§ **Task statement**
Reproduce the material word for word; the images stay out.

§ **Source material**
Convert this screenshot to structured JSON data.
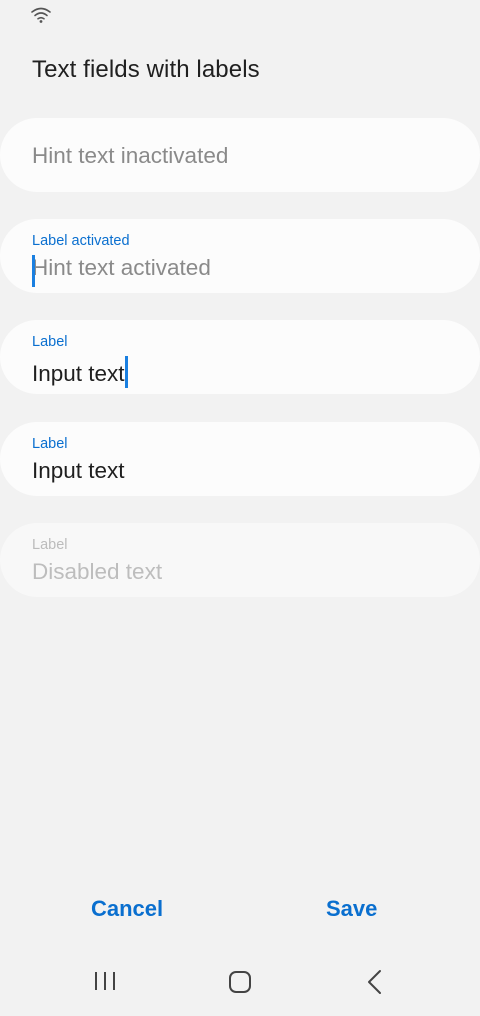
{
  "status_bar": {
    "wifi_icon": "wifi-icon"
  },
  "page": {
    "title": "Text fields with labels"
  },
  "fields": [
    {
      "hint": "Hint text inactivated",
      "state": "inactive"
    },
    {
      "label": "Label activated",
      "hint": "Hint text activated",
      "state": "activated"
    },
    {
      "label": "Label",
      "value": "Input text",
      "state": "editing"
    },
    {
      "label": "Label",
      "value": "Input text",
      "state": "filled"
    },
    {
      "label": "Label",
      "value": "Disabled text",
      "state": "disabled"
    }
  ],
  "actions": {
    "cancel_label": "Cancel",
    "save_label": "Save"
  },
  "navbar": {
    "recent_icon": "recent-apps-icon",
    "home_icon": "home-icon",
    "back_icon": "back-icon"
  },
  "colors": {
    "accent": "#0a6fcf",
    "caret": "#1a7fe0",
    "background": "#f2f2f2",
    "field": "#fcfcfc"
  }
}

§ **Completed task**
Convert this screenshot to structured JSON data.
{
  "status_bar": {
    "wifi_icon": "wifi-icon"
  },
  "page": {
    "title": "Text fields with labels"
  },
  "fields": [
    {
      "hint": "Hint text inactivated",
      "state": "inactive"
    },
    {
      "label": "Label activated",
      "hint": "Hint text activated",
      "state": "activated"
    },
    {
      "label": "Label",
      "value": "Input text",
      "state": "editing"
    },
    {
      "label": "Label",
      "value": "Input text",
      "state": "filled"
    },
    {
      "label": "Label",
      "value": "Disabled text",
      "state": "disabled"
    }
  ],
  "actions": {
    "cancel_label": "Cancel",
    "save_label": "Save"
  },
  "navbar": {
    "recent_icon": "recent-apps-icon",
    "home_icon": "home-icon",
    "back_icon": "back-icon"
  },
  "colors": {
    "accent": "#0a6fcf",
    "caret": "#1a7fe0",
    "background": "#f2f2f2",
    "field": "#fcfcfc"
  }
}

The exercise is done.